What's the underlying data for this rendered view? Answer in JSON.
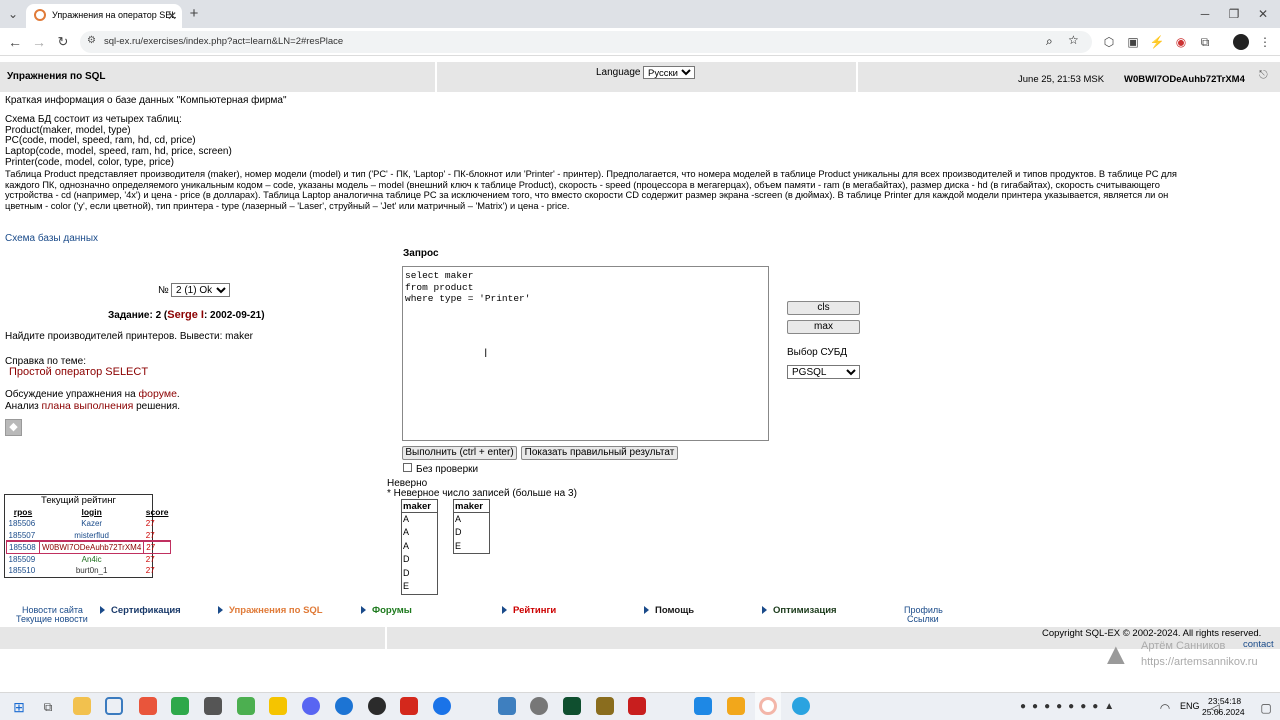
{
  "browser": {
    "tab_title": "Упражнения на оператор SEL",
    "url": "sql-ex.ru/exercises/index.php?act=learn&LN=2#resPlace"
  },
  "header": {
    "title": "Упражнения по SQL",
    "language_label": "Language",
    "language_value": "Русский",
    "datetime": "June 25, 21:53 MSK",
    "user": "W0BWI7ODeAuhb72TrXM4"
  },
  "info": {
    "line1": "Краткая информация о базе данных \"Компьютерная фирма\"",
    "schema_intro": "Схема БД состоит из четырех таблиц:",
    "tables": [
      "Product(maker, model, type)",
      "PC(code, model, speed, ram, hd, cd, price)",
      "Laptop(code, model, speed, ram, hd, price, screen)",
      "Printer(code, model, color, type, price)"
    ],
    "desc_lines": [
      "Таблица Product представляет производителя (maker), номер модели (model) и тип ('PC' - ПК, 'Laptop' - ПК-блокнот или 'Printer' - принтер). Предполагается, что номера моделей в таблице Product уникальны для всех производителей и типов продуктов. В таблице PC для",
      "каждого ПК, однозначно определяемого уникальным кодом – code, указаны модель – model (внешний ключ к таблице Product), скорость - speed (процессора в мегагерцах), объем памяти - ram (в мегабайтах), размер диска - hd (в гигабайтах), скорость считывающего",
      "устройства - cd (например, '4x') и цена - price (в долларах). Таблица Laptop аналогична таблице PC за исключением того, что вместо скорости CD содержит размер экрана -screen (в дюймах). В таблице Printer для каждой модели принтера указывается, является ли он",
      "цветным - color ('y', если цветной), тип принтера - type (лазерный – 'Laser', струйный – 'Jet' или матричный – 'Matrix') и цена - price."
    ],
    "schema_link": "Схема базы данных"
  },
  "task": {
    "num_label": "№",
    "num_value": "2 (1) Ok",
    "title_prefix": "Задание: 2 (",
    "author": "Serge I",
    "date": ": 2002-09-21)",
    "description": "Найдите производителей принтеров. Вывести: maker",
    "help_label": "Справка по теме:",
    "help_link": "Простой оператор SELECT",
    "discuss_prefix": "Обсуждение упражнения на ",
    "discuss_link": "форуме",
    "analysis_prefix": "Анализ ",
    "analysis_link": "плана выполнения",
    "analysis_suffix": " решения."
  },
  "query": {
    "label": "Запрос",
    "text": "select maker\nfrom product\nwhere type = 'Printer'",
    "run_button": "Выполнить (ctrl + enter)",
    "show_button": "Показать правильный результат",
    "no_check_label": "Без проверки",
    "cls_button": "cls",
    "max_button": "max",
    "dbms_label": "Выбор СУБД",
    "dbms_value": "PGSQL"
  },
  "result": {
    "status": "Неверно",
    "message": "* Неверное число записей (больше на 3)",
    "your_header": "maker",
    "your_rows": [
      "A",
      "A",
      "A",
      "D",
      "D",
      "E"
    ],
    "correct_header": "maker",
    "correct_rows": [
      "A",
      "D",
      "E"
    ]
  },
  "rating": {
    "title": "Текущий рейтинг",
    "columns": [
      "rpos",
      "login",
      "score"
    ],
    "rows": [
      {
        "rpos": "185506",
        "login": "Kazer",
        "score": "27"
      },
      {
        "rpos": "185507",
        "login": "misterflud",
        "score": "27"
      },
      {
        "rpos": "185508",
        "login": "W0BWI7ODeAuhb72TrXM4",
        "score": "27"
      },
      {
        "rpos": "185509",
        "login": "An4ic",
        "score": "27"
      },
      {
        "rpos": "185510",
        "login": "burt0n_1",
        "score": "27"
      }
    ]
  },
  "nav": {
    "news1": "Новости сайта",
    "news2": "Текущие новости",
    "cert": "Сертификация",
    "exercises": "Упражнения по SQL",
    "forums": "Форумы",
    "ratings": "Рейтинги",
    "help": "Помощь",
    "optimization": "Оптимизация",
    "profile": "Профиль",
    "links": "Ссылки"
  },
  "footer": {
    "copyright": "Copyright SQL-EX © 2002-2024. All rights reserved.",
    "contact": "contact",
    "watermark_name": "Артём Санников",
    "watermark_url": "https://artemsannikov.ru"
  },
  "taskbar": {
    "time": "23:54:18",
    "date": "25.06.2024",
    "lang": "ENG"
  },
  "colors": {
    "accent_orange": "#e07b39",
    "dark_red": "#8b0000",
    "link_blue": "#1a4b8a",
    "forum_green": "#1e7a1e",
    "rating_red": "#cc0000"
  }
}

____________

» THE PROBLEM: Scan the listing above for the word "login" and show each line where it is found.

» REPLY TO THE EXERCISE:
      "login",
        "login": "Kazer",
        "login": "misterflud",
        "login": "W0BWI7ODeAuhb72TrXM4",
        "login": "An4ic",
        "login": "burt0n_1",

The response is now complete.